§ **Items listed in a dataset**
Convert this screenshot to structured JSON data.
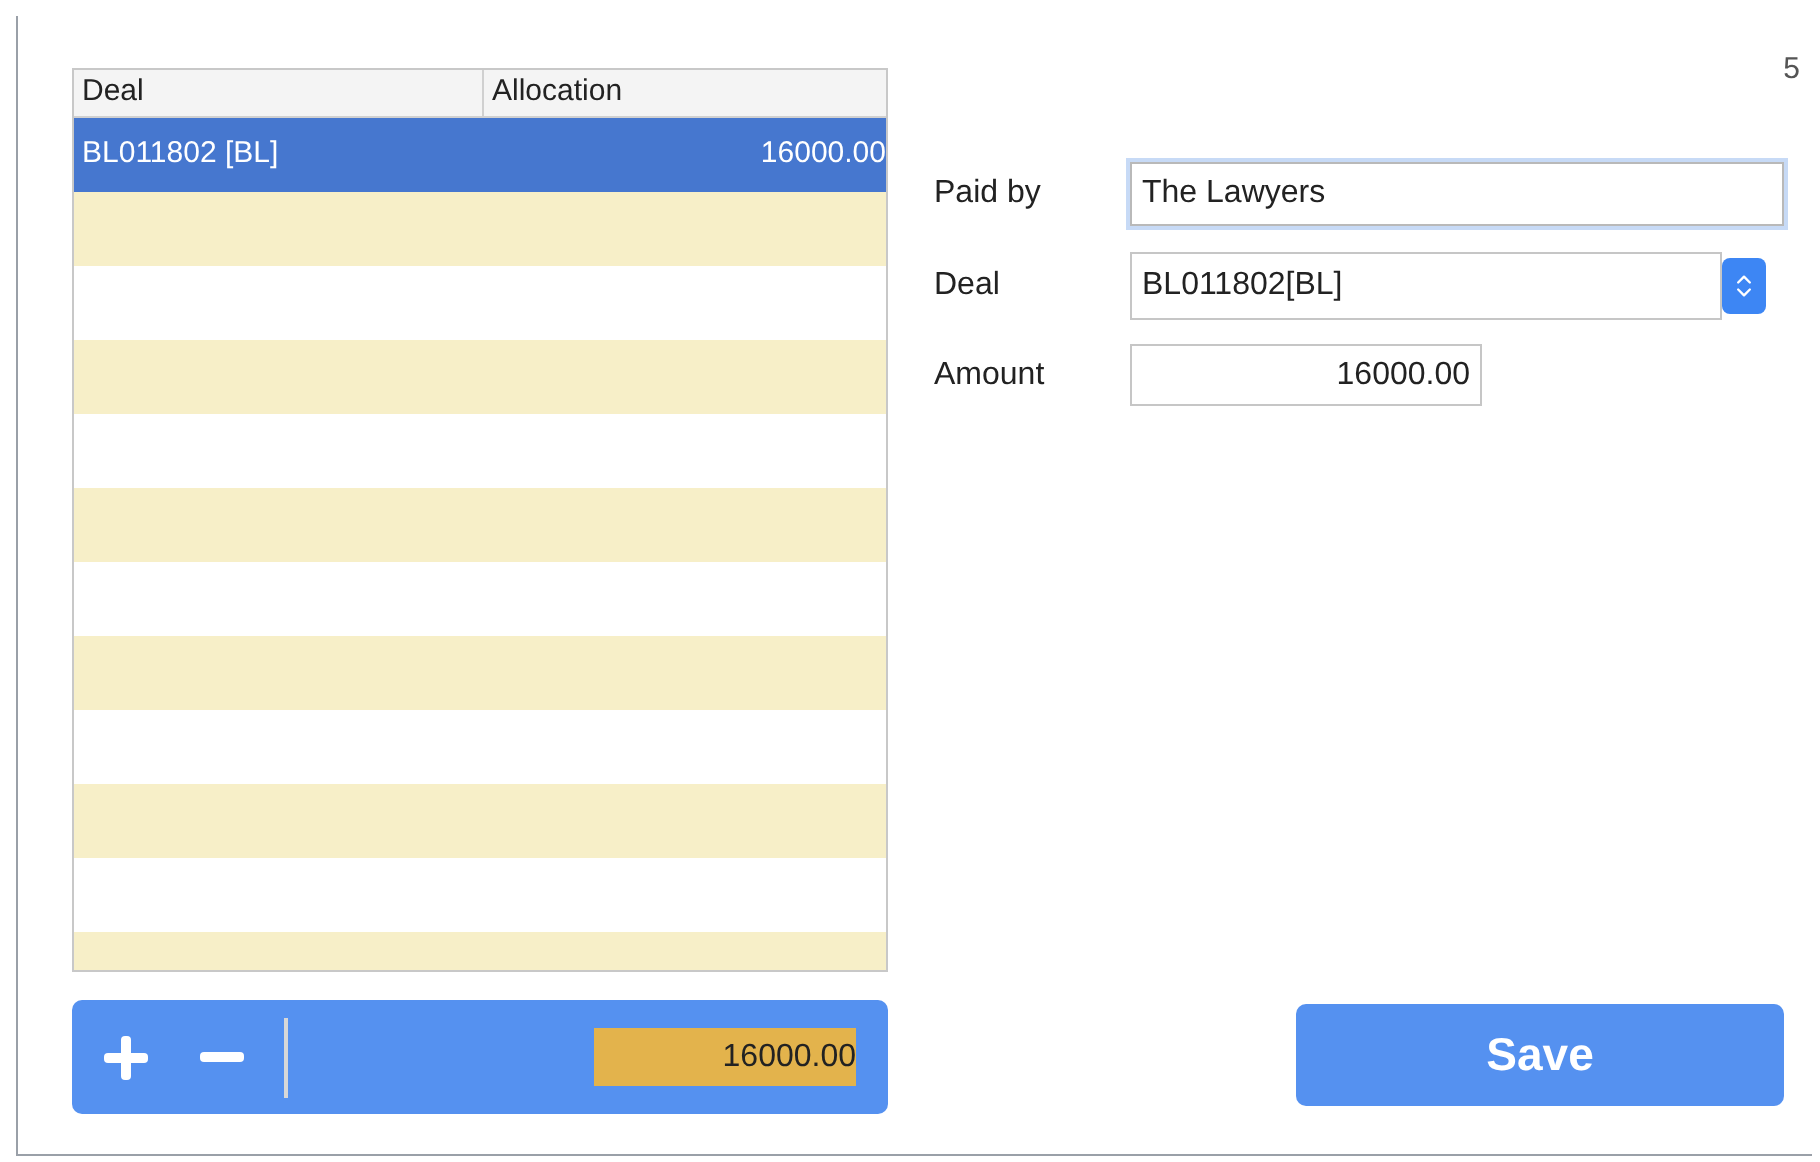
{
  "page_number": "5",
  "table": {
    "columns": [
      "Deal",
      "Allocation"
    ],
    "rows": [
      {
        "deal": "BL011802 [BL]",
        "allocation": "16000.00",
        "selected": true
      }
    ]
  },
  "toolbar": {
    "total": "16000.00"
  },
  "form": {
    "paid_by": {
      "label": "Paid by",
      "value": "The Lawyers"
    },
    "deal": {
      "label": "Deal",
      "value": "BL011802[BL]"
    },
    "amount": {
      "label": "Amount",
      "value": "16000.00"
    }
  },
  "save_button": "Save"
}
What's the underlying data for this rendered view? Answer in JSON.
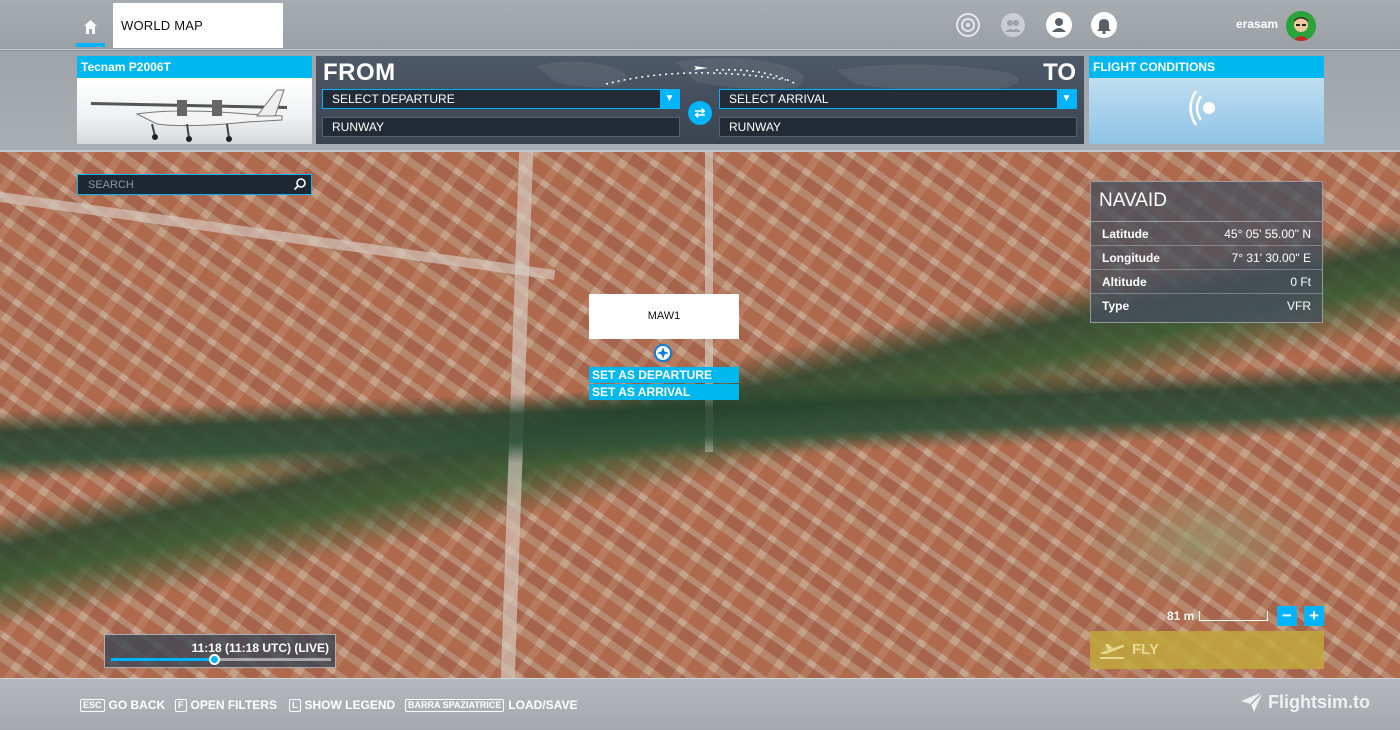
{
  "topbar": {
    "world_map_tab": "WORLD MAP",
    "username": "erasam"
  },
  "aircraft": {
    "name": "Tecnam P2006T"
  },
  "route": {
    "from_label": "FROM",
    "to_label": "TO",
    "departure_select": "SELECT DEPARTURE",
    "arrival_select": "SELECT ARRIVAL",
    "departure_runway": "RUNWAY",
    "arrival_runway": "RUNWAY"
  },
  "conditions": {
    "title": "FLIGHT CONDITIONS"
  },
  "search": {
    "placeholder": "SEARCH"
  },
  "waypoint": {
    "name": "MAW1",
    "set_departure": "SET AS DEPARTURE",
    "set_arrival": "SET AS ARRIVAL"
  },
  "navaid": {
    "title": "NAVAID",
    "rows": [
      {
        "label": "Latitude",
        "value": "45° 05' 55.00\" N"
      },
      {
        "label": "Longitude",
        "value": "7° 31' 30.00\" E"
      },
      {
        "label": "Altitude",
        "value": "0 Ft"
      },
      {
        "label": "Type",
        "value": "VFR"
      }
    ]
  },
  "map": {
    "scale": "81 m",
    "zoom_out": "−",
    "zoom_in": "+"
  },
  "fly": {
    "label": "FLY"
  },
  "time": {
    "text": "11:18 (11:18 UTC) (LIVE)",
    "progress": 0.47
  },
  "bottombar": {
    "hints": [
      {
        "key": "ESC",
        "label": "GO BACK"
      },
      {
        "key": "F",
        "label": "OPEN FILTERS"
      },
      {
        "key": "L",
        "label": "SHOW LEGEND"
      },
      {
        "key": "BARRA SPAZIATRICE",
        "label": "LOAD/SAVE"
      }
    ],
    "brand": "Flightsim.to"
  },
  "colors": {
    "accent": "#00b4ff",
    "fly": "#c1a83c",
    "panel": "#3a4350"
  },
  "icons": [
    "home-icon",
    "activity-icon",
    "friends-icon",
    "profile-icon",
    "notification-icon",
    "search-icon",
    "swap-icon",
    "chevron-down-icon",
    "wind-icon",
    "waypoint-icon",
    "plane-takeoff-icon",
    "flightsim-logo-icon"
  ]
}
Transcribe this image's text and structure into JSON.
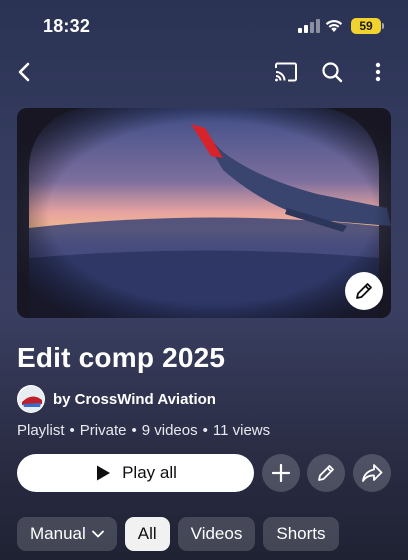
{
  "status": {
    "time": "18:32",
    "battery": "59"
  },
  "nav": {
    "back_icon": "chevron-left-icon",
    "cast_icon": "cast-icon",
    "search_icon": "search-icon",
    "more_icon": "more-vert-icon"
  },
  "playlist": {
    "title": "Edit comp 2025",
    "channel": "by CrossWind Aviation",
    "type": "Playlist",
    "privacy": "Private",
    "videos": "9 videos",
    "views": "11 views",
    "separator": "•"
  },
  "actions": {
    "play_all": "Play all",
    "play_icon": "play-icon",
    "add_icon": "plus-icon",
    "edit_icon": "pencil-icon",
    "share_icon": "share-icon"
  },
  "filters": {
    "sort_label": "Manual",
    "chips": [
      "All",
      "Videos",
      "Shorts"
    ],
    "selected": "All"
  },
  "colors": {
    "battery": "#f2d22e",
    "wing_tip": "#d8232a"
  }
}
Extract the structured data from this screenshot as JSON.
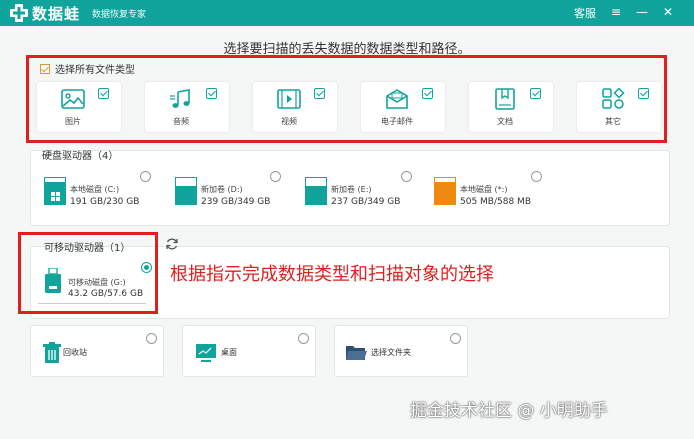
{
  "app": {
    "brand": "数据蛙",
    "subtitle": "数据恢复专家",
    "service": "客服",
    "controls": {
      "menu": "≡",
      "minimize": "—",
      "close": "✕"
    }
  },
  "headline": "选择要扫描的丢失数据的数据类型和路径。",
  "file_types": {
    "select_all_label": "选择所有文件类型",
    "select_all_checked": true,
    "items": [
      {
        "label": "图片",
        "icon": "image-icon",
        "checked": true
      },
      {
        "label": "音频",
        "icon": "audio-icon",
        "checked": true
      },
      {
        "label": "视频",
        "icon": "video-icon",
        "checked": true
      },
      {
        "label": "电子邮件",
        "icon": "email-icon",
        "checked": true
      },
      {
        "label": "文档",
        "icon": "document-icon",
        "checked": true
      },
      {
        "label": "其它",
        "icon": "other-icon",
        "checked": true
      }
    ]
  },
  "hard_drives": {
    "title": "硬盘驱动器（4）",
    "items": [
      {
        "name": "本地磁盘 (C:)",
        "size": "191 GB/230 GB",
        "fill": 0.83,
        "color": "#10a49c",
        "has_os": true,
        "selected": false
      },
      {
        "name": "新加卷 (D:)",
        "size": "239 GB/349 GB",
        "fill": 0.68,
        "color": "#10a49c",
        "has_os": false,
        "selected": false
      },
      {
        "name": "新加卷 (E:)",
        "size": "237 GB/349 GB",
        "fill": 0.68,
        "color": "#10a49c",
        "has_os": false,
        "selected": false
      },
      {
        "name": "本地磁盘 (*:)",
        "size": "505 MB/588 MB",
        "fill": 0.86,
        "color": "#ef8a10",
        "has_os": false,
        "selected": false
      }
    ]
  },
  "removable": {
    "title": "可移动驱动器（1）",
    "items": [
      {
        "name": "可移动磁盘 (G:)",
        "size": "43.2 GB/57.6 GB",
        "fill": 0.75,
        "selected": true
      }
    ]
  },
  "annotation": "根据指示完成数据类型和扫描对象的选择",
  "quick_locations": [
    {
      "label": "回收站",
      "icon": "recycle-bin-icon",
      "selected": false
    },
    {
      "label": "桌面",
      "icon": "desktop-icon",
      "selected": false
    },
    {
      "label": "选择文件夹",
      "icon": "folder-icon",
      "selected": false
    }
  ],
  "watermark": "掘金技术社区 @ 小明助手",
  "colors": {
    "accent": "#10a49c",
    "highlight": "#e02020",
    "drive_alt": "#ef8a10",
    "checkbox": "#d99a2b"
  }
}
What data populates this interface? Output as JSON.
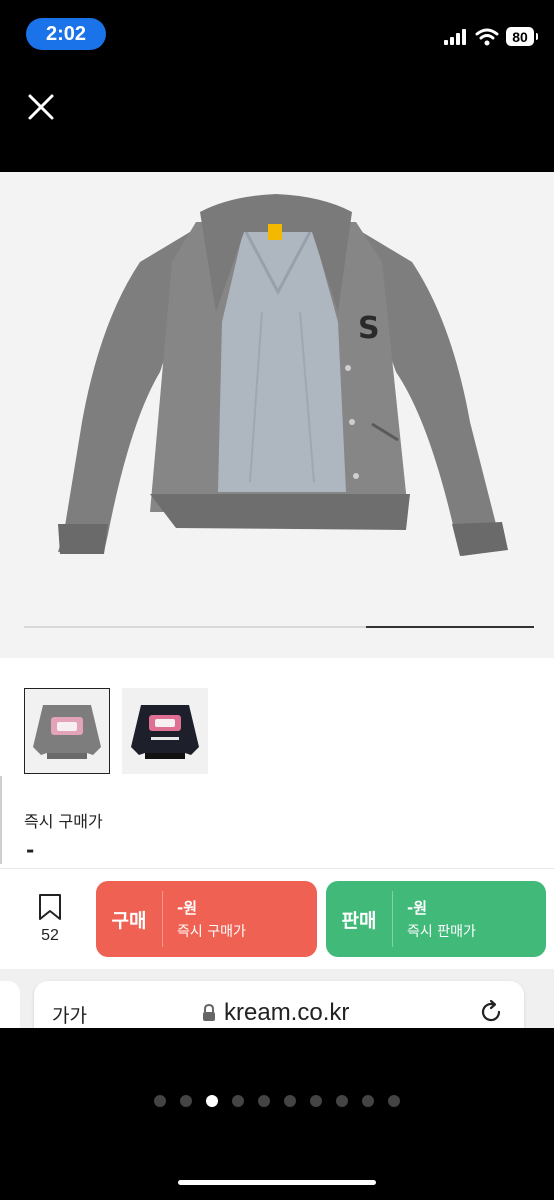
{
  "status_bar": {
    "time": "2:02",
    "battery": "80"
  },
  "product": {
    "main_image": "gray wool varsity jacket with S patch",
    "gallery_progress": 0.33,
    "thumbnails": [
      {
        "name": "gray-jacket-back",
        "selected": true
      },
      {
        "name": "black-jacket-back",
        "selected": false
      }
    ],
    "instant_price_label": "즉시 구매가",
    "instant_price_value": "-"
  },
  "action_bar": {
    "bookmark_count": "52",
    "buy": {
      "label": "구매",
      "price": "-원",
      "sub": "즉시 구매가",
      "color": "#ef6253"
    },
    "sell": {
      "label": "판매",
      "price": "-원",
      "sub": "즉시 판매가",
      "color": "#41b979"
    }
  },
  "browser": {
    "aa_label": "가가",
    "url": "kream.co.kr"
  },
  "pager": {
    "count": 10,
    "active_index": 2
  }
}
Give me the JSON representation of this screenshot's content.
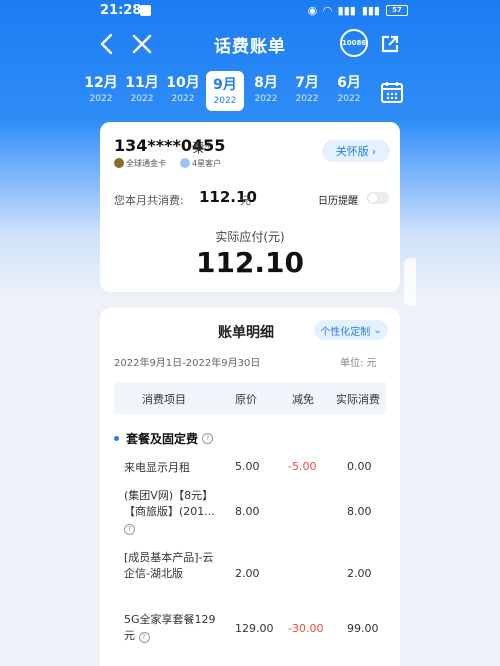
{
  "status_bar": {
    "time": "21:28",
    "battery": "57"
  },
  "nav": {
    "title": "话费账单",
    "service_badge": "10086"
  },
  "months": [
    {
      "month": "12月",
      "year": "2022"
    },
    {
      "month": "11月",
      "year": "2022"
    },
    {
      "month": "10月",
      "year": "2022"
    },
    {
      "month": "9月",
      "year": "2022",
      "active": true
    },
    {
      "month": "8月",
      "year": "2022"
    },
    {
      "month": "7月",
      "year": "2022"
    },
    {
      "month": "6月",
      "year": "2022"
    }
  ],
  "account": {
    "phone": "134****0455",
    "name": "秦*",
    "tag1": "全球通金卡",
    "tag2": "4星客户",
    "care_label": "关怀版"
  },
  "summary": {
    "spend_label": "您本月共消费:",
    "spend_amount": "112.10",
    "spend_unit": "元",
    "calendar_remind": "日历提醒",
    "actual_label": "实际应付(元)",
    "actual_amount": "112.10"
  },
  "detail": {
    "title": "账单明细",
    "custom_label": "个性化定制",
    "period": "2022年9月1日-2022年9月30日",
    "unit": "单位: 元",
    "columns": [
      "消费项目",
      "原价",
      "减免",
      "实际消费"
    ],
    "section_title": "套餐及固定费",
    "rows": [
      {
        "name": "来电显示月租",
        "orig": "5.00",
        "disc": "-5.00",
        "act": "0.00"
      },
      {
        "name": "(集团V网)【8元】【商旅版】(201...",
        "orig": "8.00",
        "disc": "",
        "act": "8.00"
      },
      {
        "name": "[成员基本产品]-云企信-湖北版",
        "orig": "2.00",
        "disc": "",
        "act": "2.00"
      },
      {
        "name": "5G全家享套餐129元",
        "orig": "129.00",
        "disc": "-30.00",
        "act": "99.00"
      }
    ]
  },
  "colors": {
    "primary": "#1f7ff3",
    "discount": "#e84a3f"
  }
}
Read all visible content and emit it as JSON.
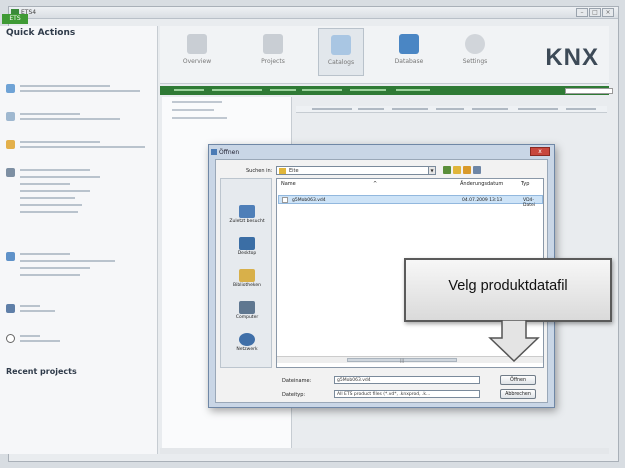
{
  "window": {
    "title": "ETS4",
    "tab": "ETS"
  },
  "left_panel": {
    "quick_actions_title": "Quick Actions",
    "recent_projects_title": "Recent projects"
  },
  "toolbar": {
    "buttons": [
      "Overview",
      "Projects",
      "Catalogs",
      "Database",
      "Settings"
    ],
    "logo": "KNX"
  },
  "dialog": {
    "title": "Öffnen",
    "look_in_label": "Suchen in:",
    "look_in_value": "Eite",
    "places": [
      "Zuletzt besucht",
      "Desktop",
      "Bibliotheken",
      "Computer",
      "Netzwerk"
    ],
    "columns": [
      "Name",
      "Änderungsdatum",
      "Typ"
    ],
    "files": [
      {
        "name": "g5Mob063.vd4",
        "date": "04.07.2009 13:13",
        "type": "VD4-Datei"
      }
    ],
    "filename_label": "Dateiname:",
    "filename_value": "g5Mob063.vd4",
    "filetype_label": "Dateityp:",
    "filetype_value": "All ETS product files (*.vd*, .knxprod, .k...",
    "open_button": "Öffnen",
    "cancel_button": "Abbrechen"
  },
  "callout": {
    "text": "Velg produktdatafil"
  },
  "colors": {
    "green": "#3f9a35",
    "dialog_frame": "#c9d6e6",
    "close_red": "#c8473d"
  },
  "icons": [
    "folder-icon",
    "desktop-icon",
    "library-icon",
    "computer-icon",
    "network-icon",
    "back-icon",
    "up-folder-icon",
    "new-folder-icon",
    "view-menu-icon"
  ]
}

§ **Stated problem**
Show the lines from the data above that contain the string "orig".

§ **Correct answer**
        "orig": "5.00",
        "orig": "8.00",
        "orig": "2.00",
        "orig": "129.00",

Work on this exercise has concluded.